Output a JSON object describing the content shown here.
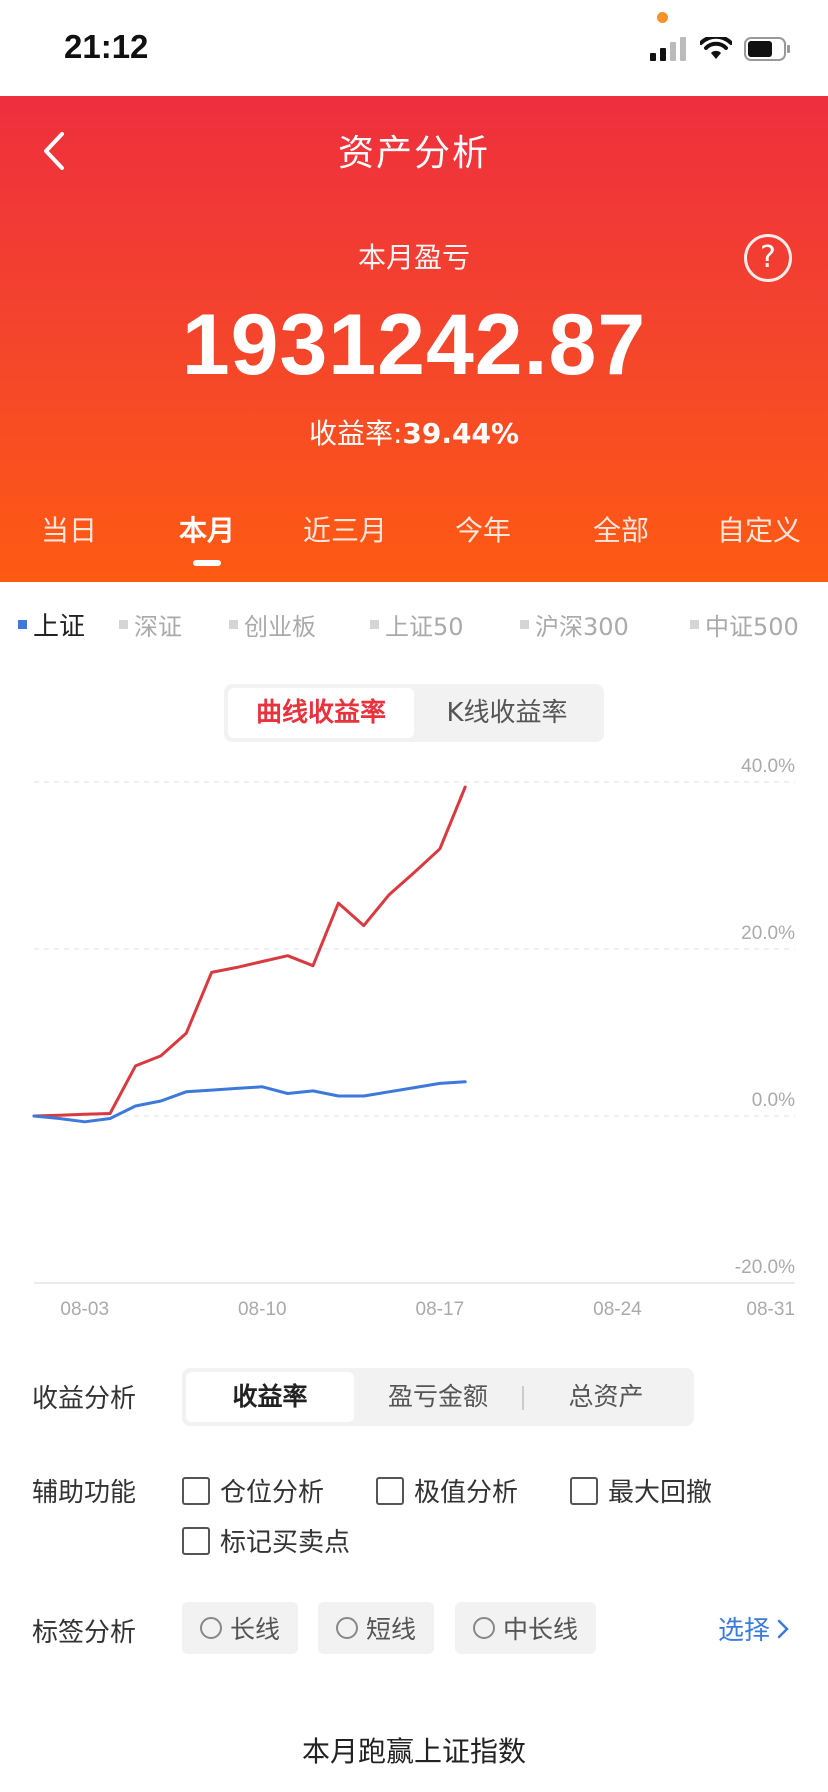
{
  "status": {
    "time": "21:12"
  },
  "header": {
    "title": "资产分析",
    "subtitle": "本月盈亏",
    "amount": "1931242.87",
    "rate_label": "收益率:",
    "rate_value": "39.44%",
    "help": "?"
  },
  "period_tabs": [
    "当日",
    "本月",
    "近三月",
    "今年",
    "全部",
    "自定义"
  ],
  "active_period": "本月",
  "index_tabs": [
    "上证",
    "深证",
    "创业板",
    "上证50",
    "沪深300",
    "中证500"
  ],
  "active_index": "上证",
  "chart_toggle": {
    "curve": "曲线收益率",
    "kline": "K线收益率"
  },
  "chart_data": {
    "type": "line",
    "x_labels": [
      "08-03",
      "08-10",
      "08-17",
      "08-24",
      "08-31"
    ],
    "y_ticks": [
      "40.0%",
      "20.0%",
      "0.0%",
      "-20.0%"
    ],
    "ylim": [
      -20,
      40
    ],
    "series": [
      {
        "color": "#d93a3f",
        "x_days": [
          1,
          2,
          3,
          4,
          5,
          6,
          7,
          8,
          9,
          10,
          11,
          12,
          13,
          14,
          15,
          16,
          17,
          18
        ],
        "values": [
          0.0,
          0.1,
          0.2,
          0.3,
          6.0,
          7.2,
          9.9,
          17.2,
          17.8,
          18.5,
          19.2,
          18.0,
          25.5,
          22.8,
          26.5,
          29.2,
          32.0,
          39.4
        ]
      },
      {
        "color": "#3d78db",
        "x_days": [
          1,
          2,
          3,
          4,
          5,
          6,
          7,
          8,
          9,
          10,
          11,
          12,
          13,
          14,
          15,
          16,
          17,
          18
        ],
        "values": [
          0.0,
          -0.3,
          -0.7,
          -0.3,
          1.2,
          1.8,
          2.9,
          3.1,
          3.3,
          3.5,
          2.7,
          3.0,
          2.4,
          2.4,
          2.9,
          3.4,
          3.9,
          4.1
        ]
      }
    ]
  },
  "analysis": {
    "income_label": "收益分析",
    "income_tabs": [
      "收益率",
      "盈亏金额",
      "总资产"
    ],
    "aux_label": "辅助功能",
    "aux_options": [
      "仓位分析",
      "极值分析",
      "最大回撤",
      "标记买卖点"
    ],
    "tag_label": "标签分析",
    "tags": [
      "长线",
      "短线",
      "中长线"
    ],
    "select": "选择"
  },
  "bottom_title": "本月跑赢上证指数",
  "colors": {
    "accent": "#e8323c",
    "link": "#3b7bdc",
    "index_line": "#3d78db",
    "profit_line": "#d93a3f"
  }
}
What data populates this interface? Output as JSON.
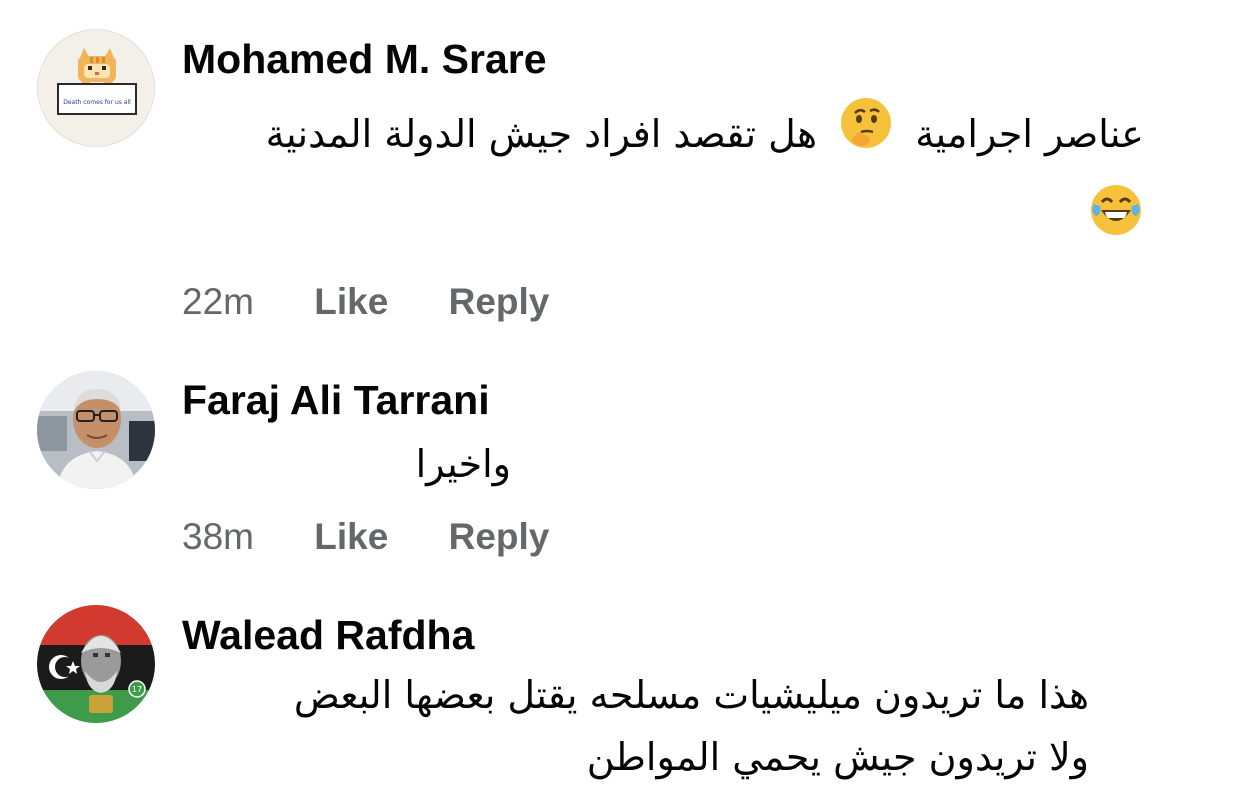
{
  "comments": [
    {
      "author": "Mohamed M. Srare",
      "avatar_caption": "Death comes for us all",
      "text_lines": [
        {
          "before": "هل تقصد افراد جيش الدولة المدنية",
          "emoji": "thinking-face",
          "after": "عناصر اجرامية"
        },
        {
          "before": "",
          "emoji": "tears-of-joy-face",
          "after": ""
        }
      ],
      "time": "22m",
      "like_label": "Like",
      "reply_label": "Reply"
    },
    {
      "author": "Faraj Ali Tarrani",
      "text_lines": [
        "واخيرا"
      ],
      "time": "38m",
      "like_label": "Like",
      "reply_label": "Reply"
    },
    {
      "author": "Walead Rafdha",
      "avatar_badge": "17",
      "text_lines": [
        "هذا ما تريدون ميليشيات مسلحه يقتل بعضها البعض",
        "ولا تريدون جيش يحمي المواطن"
      ]
    }
  ],
  "colors": {
    "name": "#050505",
    "meta": "#65676b",
    "background": "#ffffff"
  }
}
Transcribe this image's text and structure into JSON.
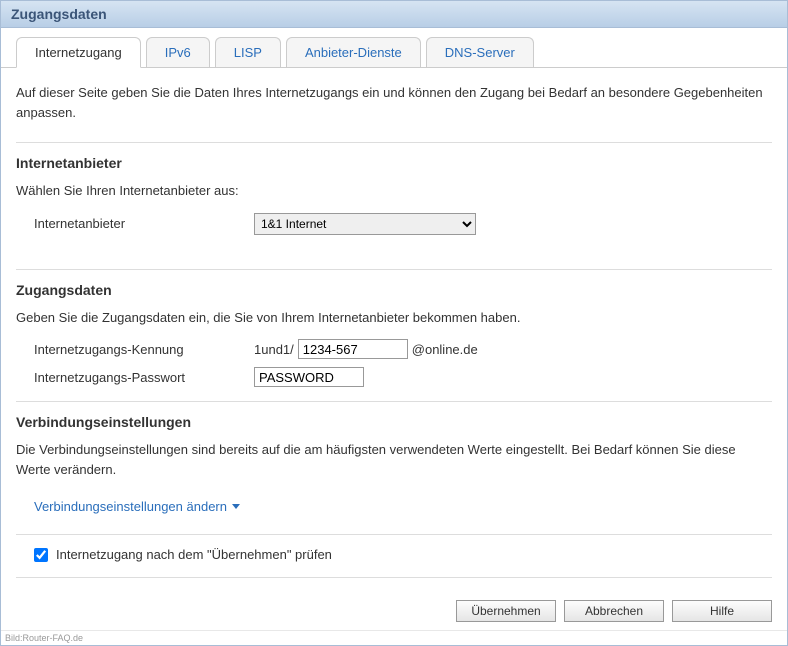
{
  "title": "Zugangsdaten",
  "tabs": [
    {
      "label": "Internetzugang",
      "active": true
    },
    {
      "label": "IPv6",
      "active": false
    },
    {
      "label": "LISP",
      "active": false
    },
    {
      "label": "Anbieter-Dienste",
      "active": false
    },
    {
      "label": "DNS-Server",
      "active": false
    }
  ],
  "intro": "Auf dieser Seite geben Sie die Daten Ihres Internetzugangs ein und können den Zugang bei Bedarf an besondere Gegebenheiten anpassen.",
  "provider_section": {
    "title": "Internetanbieter",
    "desc": "Wählen Sie Ihren Internetanbieter aus:",
    "label": "Internetanbieter",
    "selected": "1&1 Internet"
  },
  "credentials_section": {
    "title": "Zugangsdaten",
    "desc": "Geben Sie die Zugangsdaten ein, die Sie von Ihrem Internetanbieter bekommen haben.",
    "username_label": "Internetzugangs-Kennung",
    "username_prefix": "1und1/",
    "username_value": "1234-567",
    "username_suffix": "@online.de",
    "password_label": "Internetzugangs-Passwort",
    "password_value": "PASSWORD"
  },
  "connection_section": {
    "title": "Verbindungseinstellungen",
    "desc": "Die Verbindungseinstellungen sind bereits auf die am häufigsten verwendeten Werte eingestellt. Bei Bedarf können Sie diese Werte verändern.",
    "toggle_label": "Verbindungseinstellungen ändern",
    "checkbox_label": "Internetzugang nach dem \"Übernehmen\" prüfen",
    "checkbox_checked": true
  },
  "buttons": {
    "apply": "Übernehmen",
    "cancel": "Abbrechen",
    "help": "Hilfe"
  },
  "footer": "Bild:Router-FAQ.de"
}
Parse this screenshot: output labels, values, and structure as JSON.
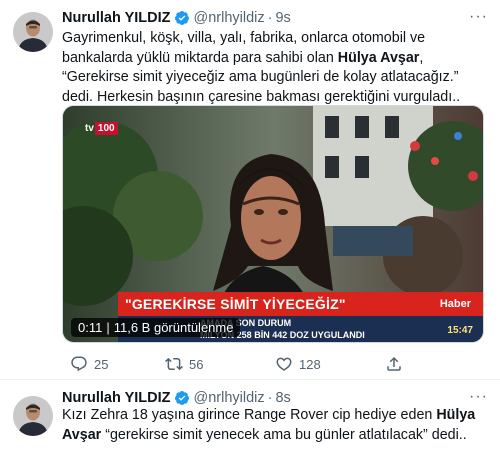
{
  "tweets": [
    {
      "author": {
        "name": "Nurullah YILDIZ",
        "handle": "@nrlhyildiz",
        "separator": "·",
        "time": "9s",
        "verified": true
      },
      "text_parts": [
        "Gayrimenkul, köşk, villa, yalı, fabrika, onlarca otomobil ve bankalarda yüklü miktarda para sahibi olan ",
        "Hülya Avşar",
        ", “Gerekirse simit yiyeceğiz ama bugünleri de kolay atlatacağız.” dedi. Herkesin başının çaresine bakması gerektiğini vurguladı.."
      ],
      "media": {
        "channel": "tv",
        "channel_box": "100",
        "banner_title": "\"GEREKİRSE SİMİT YİYECEĞİZ\"",
        "banner_brand": "Haber",
        "ticker_line1": "AMADA SON DURUM",
        "ticker_line2": "MİLYON 258 BİN 442 DOZ UYGULANDI",
        "clock": "15:47",
        "duration": "0:11",
        "separator": "|",
        "views": "11,6 B görüntülenme"
      },
      "actions": {
        "replies": "25",
        "retweets": "56",
        "likes": "128"
      },
      "more": "···"
    },
    {
      "author": {
        "name": "Nurullah YILDIZ",
        "handle": "@nrlhyildiz",
        "separator": "·",
        "time": "8s",
        "verified": true
      },
      "text_parts": [
        "Kızı Zehra 18 yaşına girince Range Rover cip hediye eden ",
        "Hülya Avşar",
        " “gerekirse simit yenecek ama bu günler atlatılacak” dedi.."
      ],
      "more": "···"
    }
  ],
  "icons": {
    "verified": "verified-badge-icon",
    "reply": "reply-icon",
    "retweet": "retweet-icon",
    "like": "heart-icon",
    "share": "share-icon",
    "more": "more-icon"
  },
  "colors": {
    "verified_blue": "#1d9bf0",
    "secondary_text": "#536471",
    "banner_red": "#d8241c",
    "ticker_navy": "#1b2f52"
  }
}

-----

• Short task:
Collect from the data above every line that includes "Übernehmen".

• Output of the exercise:
    "checkbox_label": "Internetzugang nach dem \"Übernehmen\" prüfen",
    "apply": "Übernehmen",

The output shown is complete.